30 Untold Behind-the-Scenes Stories of 'The Brady Bunch'
By Sarah Norman | July 4, 2023
'The Brady Bunch' Wasn't Popular Until It Hit Syndication
Get ready to embark on a far-out journey filled with laughter, nostalgia, and a few surprises! These stories from behind the scenes of The Brady Bunch offer a sneak peek into the captivating world of America's favorite TV family. Discover untold tales, hidden moments, and cherished memories as we unveil the groovy secrets of this iconic show. So grab your bell-bottoms and put on your best polyester, because it's time to step behind the curtain and explore the colorful world of The Brady Bunch like never before!
When The Brady Bunch first graced our screens, it didn't exactly make waves. Initially airing from 1969 to 1974, it faced stiff competition from other popular shows of the era. Ratings were modest, and the series never cracked the top 30 during its five-season run. The Brady family's wholesome adventures and life lessons seemed to be overshadowed by the edgier programming of the time. However, when the show entered syndication in the mid-1970s, it found a new life and a whole new generation of fans. As reruns of The Brady Bunch began to air in the afternoons and early evenings, kids and families across the nation found themselves drawn to the endearing world of Mike, Carol, and their six children. The show's warm, light-hearted humor and timeless life lessons resonated with viewers in a way that it hadn't during its original run.

*Provided information*
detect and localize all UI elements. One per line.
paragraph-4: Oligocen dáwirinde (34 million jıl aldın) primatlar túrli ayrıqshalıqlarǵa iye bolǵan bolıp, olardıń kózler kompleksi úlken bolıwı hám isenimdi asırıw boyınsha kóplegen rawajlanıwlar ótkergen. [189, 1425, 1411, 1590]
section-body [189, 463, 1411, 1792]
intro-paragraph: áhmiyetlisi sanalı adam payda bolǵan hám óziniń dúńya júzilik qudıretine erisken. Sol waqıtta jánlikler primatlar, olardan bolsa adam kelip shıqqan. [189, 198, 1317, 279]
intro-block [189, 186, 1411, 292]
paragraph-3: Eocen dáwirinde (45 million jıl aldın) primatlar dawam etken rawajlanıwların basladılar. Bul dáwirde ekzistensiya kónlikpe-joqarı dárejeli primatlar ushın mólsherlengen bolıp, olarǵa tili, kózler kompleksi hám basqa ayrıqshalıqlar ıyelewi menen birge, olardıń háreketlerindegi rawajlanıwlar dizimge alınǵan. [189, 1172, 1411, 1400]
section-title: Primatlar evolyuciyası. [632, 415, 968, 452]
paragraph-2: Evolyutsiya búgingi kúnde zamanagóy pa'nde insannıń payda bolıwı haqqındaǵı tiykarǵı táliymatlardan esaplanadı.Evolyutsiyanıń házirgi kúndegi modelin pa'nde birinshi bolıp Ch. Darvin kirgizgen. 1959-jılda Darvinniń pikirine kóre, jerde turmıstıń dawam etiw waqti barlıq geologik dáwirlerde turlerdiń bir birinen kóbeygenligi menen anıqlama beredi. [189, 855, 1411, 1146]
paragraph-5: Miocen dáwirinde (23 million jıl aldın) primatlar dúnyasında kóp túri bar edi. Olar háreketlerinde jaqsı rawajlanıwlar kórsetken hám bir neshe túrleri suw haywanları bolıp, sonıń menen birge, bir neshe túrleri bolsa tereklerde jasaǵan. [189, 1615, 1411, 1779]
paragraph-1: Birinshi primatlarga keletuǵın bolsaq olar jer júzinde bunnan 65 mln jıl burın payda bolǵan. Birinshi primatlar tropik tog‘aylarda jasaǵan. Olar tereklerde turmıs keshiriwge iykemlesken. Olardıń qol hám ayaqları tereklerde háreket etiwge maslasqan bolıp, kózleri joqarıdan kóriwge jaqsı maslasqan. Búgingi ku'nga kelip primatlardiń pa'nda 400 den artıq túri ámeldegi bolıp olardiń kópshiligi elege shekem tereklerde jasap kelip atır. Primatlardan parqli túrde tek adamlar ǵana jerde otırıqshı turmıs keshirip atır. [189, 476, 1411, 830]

*Tasks to carry out*
• a. Using the Brady Bunch piece, say whether each statement agrees with it: (i) the show first aired from 1969 to 1974; (ii) the series reached the top 30 during its original run; (iii) reruns aired in the afternoons and early evenings. Answer yes or no for each, and quote the deciding words.
• b. Please summarize the Brady Bunch piece in two sentences.
• c. Retype a portion of the Brady Bunch piece, beginning at the words "30 Untold Behind-the-Scenes" and stopping after the words "like never before!".

*Solutions to the tasks*
• a.
(i) Yes: "Initially airing from 1969 to 1974"
(ii) No: "the series never cracked the top 30 during its five-season run"
(iii) Yes: "As reruns of The Brady Bunch began to air in the afternoons and early evenings"

• b. The Brady Bunch had modest ratings during its original 1969–1974 run, never cracked the top 30, and seemed overshadowed by the edgier programming of the time. Once it entered syndication in the mid-1970s, its reruns drew a whole new generation of kids and families with warm, light-hearted humor and timeless life lessons.

• c.
30 Untold Behind-the-Scenes Stories of 'The Brady Bunch'
By Sarah Norman | July 4, 2023
'The Brady Bunch' Wasn't Popular Until It Hit Syndication
Get ready to embark on a far-out journey filled with laughter, nostalgia, and a few surprises! These stories from behind the scenes of The Brady Bunch offer a sneak peek into the captivating world of America's favorite TV family. Discover untold tales, hidden moments, and cherished memories as we unveil the groovy secrets of this iconic show. So grab your bell-bottoms and put on your best polyester, because it's time to step behind the curtain and explore the colorful world of The Brady Bunch like never before!